## GIVEN REQUEST A
In the data warehouse project description, which version of Pentaho Data Integration is used?
## GIVEN REQUEST B
Please list every column in the public.sales table of the data warehouse project description that has the type character varying.
## GIVEN REQUEST C
Pick up the data warehouse project description from its final line and carry it on.

## GIVEN TEXT

+ + +

This project uses Pentaho Data Integration and PostgreSQL to build a data warehouse (DWH). It includes the sales fact table and two dimensional tables (dim_product and dim_payment). The ETL process implements incremental delta to optimize the extraction and loading of new data.
- Setup
- Table Structure
- ETL Job & Incremental Load: Process
- ETL Job & Incremental Load: Final Output
- Software: Pentaho Data Integration v10.2
- RDBMS: PostgreSQL
- pgAdmin4: open-source Management Tool for PostgreSQL
Below is the DDL of the sales fact table, which contains sales, linked to the dim_product and dim_payment dimension tables using a star schema.
-- Table: public.sales
-- DROP TABLE IF EXISTS public.sales;
CREATE TABLE IF NOT EXISTS public.sales
(
transaction_id integer NOT NULL,
transactional_date timestamp without time zone,
product_id character varying COLLATE pg_catalog."default",
customer_id integer,
payment character varying COLLATE pg_catalog."default",
credit_card bigint,
loyalty_card character varying COLLATE pg_catalog."default",
cost character varying COLLATE pg_catalog."default",
quantity integer,
price numeric,
CONSTRAINT sales_pkey PRIMARY KEY (transaction_id)
)
TABLESPACE pg_default;
ALTER TABLE IF EXISTS public.sales
OWNER to postgres;
-- Table: Staging.sales
-- DROP TABLE IF EXISTS "Staging".sales;
CREATE TABLE IF NOT EXISTS "Staging".sales
(
transaction_id integer NOT NULL,
transactional_date timestamp without time zone,
product_id character varying COLLATE pg_catalog."default",
customer_id integer,
payment character varying COLLATE pg_catalog."default",
credit_card bigint,
loyalty_card character varying COLLATE pg_catalog."default",
cost numeric,
quantity integer,
price numeric,
CONSTRAINT sales_pkey PRIMARY KEY (transaction_id)

+ + +

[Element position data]
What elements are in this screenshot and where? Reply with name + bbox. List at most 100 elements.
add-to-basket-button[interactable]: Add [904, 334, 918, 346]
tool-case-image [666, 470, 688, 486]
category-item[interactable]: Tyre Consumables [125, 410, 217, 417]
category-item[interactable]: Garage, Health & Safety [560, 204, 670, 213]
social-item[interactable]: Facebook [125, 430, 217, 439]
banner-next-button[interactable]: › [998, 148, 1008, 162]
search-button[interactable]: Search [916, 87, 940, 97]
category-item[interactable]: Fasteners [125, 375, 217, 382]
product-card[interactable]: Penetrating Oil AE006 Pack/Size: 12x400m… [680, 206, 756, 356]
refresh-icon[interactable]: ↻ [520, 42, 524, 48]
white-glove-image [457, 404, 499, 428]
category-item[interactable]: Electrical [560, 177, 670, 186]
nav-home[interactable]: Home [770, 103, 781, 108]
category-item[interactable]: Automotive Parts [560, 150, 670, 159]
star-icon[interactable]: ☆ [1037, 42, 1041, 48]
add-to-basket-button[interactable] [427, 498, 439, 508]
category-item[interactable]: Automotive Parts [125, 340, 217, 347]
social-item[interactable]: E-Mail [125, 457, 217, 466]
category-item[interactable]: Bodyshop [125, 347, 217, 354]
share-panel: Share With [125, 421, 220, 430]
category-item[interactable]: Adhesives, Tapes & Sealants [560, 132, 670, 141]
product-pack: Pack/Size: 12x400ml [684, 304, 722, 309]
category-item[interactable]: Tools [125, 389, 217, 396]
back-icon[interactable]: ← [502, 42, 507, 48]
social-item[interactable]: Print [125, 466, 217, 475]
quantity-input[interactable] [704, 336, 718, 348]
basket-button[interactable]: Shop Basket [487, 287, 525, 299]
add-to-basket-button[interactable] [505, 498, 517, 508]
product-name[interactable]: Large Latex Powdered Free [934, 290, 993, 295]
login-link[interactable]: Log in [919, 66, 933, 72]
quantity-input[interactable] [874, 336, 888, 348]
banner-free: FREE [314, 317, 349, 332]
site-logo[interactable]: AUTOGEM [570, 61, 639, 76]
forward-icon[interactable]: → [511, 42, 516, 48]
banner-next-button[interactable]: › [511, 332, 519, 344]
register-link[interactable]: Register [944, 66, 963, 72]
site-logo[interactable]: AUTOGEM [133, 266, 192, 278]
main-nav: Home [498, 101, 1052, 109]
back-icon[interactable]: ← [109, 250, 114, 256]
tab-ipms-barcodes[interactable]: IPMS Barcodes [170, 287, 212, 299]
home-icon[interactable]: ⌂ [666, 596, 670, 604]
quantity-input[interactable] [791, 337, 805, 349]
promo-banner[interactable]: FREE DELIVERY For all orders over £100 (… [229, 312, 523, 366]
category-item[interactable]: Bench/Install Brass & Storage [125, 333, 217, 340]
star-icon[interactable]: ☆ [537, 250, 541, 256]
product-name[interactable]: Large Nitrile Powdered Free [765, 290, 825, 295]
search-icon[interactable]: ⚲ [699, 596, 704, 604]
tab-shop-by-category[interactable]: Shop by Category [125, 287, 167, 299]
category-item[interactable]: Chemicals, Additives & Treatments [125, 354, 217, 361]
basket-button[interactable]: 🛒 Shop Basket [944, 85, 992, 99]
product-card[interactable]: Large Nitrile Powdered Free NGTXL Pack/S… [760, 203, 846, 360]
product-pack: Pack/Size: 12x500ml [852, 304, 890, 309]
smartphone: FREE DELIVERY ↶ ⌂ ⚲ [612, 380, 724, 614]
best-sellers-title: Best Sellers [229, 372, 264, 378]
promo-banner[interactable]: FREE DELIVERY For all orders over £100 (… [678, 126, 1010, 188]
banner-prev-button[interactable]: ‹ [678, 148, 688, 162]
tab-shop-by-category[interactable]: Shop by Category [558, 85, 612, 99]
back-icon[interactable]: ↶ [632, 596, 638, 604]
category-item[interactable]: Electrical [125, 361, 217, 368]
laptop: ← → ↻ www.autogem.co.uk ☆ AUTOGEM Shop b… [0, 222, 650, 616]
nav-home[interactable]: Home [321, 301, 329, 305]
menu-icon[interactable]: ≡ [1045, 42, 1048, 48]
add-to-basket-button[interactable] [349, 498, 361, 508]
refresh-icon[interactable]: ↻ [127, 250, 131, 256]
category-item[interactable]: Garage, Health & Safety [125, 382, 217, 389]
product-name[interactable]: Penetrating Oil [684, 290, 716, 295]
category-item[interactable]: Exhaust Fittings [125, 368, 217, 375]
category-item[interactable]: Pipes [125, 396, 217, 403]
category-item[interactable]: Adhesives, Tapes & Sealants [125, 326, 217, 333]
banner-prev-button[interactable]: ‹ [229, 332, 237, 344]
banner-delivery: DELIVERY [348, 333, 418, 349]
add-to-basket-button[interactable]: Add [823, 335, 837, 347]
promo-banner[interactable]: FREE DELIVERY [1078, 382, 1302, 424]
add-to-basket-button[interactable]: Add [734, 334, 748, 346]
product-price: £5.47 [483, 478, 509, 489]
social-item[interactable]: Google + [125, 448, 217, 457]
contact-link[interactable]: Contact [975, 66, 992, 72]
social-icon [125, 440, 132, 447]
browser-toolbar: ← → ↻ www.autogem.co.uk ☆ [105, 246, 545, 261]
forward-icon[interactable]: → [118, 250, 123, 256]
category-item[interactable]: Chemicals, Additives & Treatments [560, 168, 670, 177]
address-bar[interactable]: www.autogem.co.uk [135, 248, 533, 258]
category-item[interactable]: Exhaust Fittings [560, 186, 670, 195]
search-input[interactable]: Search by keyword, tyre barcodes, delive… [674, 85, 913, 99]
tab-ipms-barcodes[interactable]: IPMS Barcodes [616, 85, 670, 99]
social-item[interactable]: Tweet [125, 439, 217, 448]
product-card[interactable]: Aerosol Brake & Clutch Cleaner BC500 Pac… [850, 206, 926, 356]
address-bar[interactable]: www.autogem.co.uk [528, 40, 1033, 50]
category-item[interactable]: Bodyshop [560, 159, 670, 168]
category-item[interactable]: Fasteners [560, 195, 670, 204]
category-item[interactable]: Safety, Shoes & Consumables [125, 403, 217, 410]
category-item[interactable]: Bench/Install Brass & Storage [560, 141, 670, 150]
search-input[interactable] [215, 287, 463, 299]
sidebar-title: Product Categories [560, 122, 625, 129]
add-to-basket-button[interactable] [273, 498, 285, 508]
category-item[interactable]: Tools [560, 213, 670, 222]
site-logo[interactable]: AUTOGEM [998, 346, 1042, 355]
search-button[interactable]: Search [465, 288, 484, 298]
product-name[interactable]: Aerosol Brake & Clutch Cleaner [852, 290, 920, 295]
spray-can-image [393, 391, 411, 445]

+ + +

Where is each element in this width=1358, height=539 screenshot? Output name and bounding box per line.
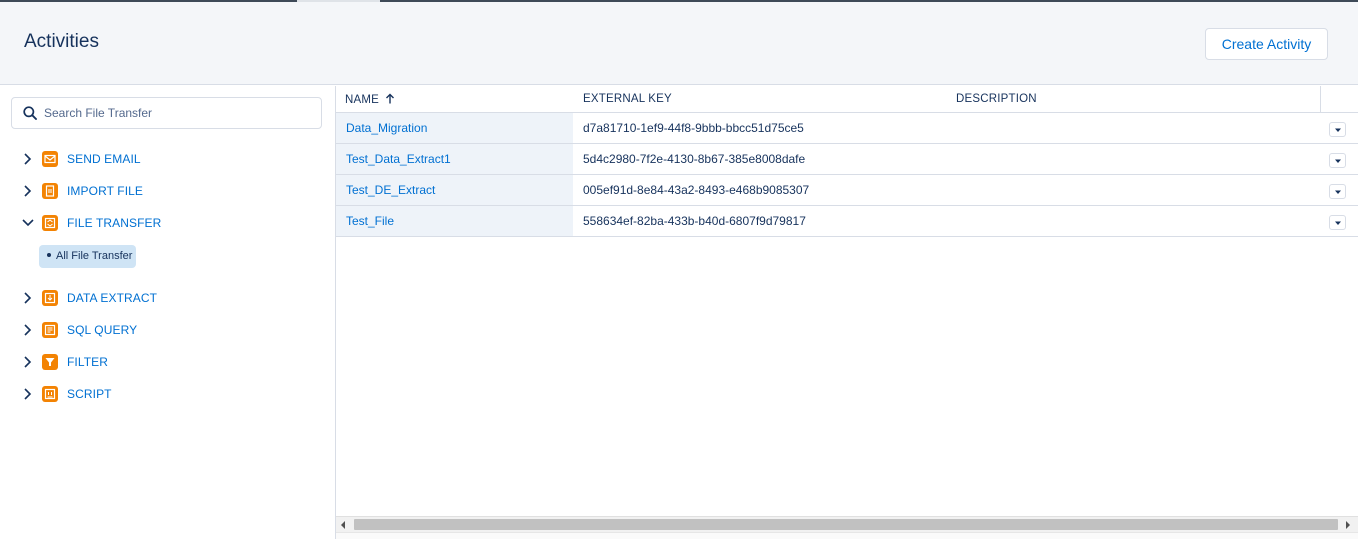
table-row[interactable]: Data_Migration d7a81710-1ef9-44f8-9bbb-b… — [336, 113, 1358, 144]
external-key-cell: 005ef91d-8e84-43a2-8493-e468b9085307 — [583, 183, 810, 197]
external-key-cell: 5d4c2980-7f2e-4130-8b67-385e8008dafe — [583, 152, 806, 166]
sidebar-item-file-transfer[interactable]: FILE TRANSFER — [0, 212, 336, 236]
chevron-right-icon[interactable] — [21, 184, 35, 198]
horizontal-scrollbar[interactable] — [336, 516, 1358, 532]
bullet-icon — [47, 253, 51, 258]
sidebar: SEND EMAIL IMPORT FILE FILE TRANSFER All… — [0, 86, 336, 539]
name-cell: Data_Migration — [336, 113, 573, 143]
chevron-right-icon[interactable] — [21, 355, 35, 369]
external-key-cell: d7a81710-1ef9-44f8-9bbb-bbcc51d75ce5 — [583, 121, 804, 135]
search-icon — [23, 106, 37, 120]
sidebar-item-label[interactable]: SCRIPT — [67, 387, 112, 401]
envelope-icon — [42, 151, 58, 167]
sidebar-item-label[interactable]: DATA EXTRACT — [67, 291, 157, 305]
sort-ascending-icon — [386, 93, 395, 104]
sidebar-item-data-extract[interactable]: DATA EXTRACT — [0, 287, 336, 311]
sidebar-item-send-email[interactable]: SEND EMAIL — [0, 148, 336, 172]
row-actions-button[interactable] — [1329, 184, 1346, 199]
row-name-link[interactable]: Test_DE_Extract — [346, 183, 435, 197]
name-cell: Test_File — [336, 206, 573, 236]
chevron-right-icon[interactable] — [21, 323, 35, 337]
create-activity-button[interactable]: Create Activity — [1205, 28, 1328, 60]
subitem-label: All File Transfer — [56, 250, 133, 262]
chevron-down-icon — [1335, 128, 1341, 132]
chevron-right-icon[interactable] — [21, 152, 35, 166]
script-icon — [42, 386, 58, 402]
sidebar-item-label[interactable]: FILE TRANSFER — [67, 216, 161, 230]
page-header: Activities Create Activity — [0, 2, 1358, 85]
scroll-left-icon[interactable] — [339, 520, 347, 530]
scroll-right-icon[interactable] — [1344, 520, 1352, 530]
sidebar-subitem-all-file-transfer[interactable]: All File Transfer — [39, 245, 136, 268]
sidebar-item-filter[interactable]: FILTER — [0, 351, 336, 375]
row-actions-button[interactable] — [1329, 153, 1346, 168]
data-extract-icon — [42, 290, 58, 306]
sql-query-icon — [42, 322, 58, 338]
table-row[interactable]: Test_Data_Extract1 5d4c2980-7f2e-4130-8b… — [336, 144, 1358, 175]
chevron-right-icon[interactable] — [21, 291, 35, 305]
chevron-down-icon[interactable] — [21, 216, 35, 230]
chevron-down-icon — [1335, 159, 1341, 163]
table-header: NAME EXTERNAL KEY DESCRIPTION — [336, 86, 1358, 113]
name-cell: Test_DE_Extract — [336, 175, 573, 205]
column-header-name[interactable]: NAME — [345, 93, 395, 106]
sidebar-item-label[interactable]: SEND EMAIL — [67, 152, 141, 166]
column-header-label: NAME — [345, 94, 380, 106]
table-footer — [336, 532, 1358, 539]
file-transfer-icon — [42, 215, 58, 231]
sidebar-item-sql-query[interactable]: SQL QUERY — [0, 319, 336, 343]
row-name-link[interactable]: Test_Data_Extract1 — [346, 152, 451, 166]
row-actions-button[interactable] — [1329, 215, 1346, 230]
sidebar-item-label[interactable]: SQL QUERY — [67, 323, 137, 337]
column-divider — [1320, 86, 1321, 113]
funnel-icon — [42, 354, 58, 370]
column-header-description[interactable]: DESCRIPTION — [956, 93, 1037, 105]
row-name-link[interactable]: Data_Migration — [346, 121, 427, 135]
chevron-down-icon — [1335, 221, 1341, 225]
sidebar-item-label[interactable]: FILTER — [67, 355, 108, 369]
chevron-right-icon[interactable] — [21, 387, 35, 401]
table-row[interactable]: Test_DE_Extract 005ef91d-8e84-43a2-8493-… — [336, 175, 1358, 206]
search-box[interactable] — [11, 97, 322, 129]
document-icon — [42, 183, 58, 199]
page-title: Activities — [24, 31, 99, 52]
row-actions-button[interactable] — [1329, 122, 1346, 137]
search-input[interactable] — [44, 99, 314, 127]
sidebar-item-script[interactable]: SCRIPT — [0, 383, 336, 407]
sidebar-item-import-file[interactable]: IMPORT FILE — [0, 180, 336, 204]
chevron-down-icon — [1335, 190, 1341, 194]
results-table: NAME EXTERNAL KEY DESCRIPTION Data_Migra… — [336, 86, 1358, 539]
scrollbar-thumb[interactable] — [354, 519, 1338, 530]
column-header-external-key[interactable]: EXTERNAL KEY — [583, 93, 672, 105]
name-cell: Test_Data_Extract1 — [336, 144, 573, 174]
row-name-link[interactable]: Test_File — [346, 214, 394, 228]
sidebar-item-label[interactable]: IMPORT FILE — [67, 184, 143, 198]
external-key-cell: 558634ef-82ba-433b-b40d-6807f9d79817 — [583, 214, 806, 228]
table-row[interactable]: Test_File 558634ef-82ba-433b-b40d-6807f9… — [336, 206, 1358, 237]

+ + +

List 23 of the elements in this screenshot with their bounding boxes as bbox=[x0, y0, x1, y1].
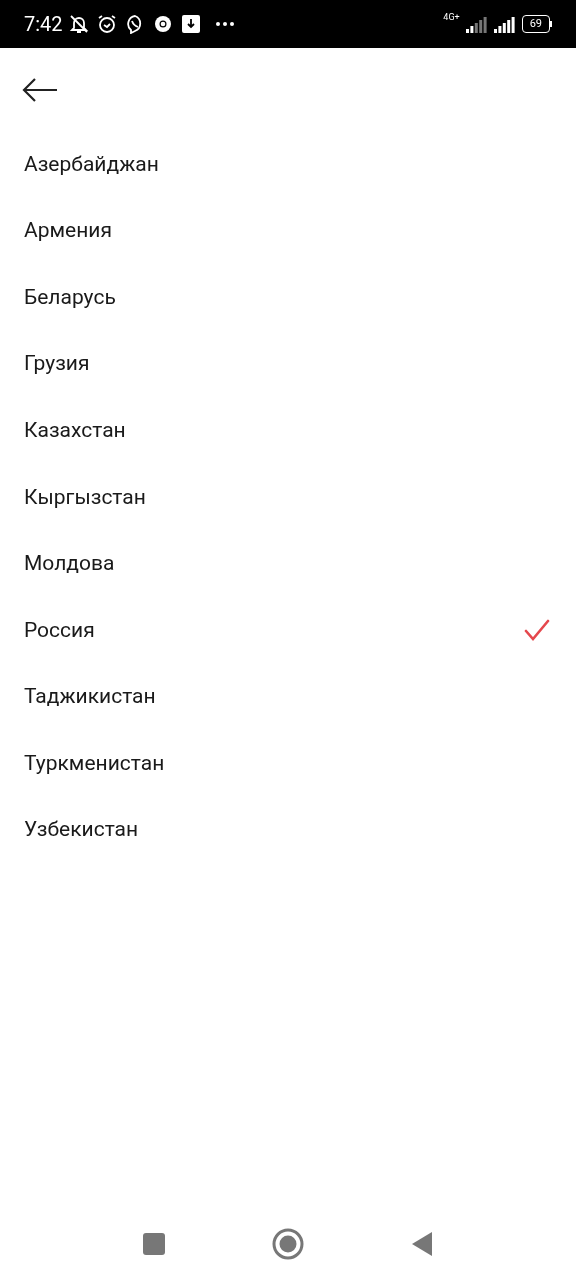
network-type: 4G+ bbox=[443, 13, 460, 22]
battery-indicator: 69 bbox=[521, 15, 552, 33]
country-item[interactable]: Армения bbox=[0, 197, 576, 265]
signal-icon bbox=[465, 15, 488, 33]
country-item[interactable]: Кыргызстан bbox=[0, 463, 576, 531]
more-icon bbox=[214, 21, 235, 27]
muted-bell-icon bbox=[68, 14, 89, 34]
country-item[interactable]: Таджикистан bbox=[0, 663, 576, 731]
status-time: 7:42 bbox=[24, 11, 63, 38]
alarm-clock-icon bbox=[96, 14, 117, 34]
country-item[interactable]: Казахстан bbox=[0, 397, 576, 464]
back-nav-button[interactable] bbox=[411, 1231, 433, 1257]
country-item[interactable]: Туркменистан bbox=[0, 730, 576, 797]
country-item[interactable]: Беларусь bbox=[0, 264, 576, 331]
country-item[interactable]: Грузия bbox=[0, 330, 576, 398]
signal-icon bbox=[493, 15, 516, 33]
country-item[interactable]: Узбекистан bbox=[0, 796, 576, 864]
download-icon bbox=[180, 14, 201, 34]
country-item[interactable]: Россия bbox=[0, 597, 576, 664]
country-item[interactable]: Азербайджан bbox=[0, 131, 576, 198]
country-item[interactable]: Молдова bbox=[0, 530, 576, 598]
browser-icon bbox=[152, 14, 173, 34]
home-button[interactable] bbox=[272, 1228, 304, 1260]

+ + +

## TASK OUTPUT A
Version 10.2.

## TASK OUTPUT B
product_id, payment, loyalty_card, cost

## TASK OUTPUT C
)
TABLESPACE pg_default;
ALTER TABLE IF EXISTS "Staging".sales
OWNER to postgres;
-- Table: core.sales
-- DROP TABLE IF EXISTS core.sales;
CREATE TABLE IF NOT EXISTS core.sales
(
transaction_id integer NOT NULL,
transactional_date timestamp without time zone,
transactional_date_fk bigint,
product_id character varying COLLATE pg_catalog."default",
product_fk integer,
customer_id integer,
payment_fk integer,
credit_card bigint,
cost numeric,
quantity integer,
price numeric,
total_cost numeric,
total_price numeric,
profit numeric,
CONSTRAINT sales_pkey PRIMARY KEY (transaction_id)
)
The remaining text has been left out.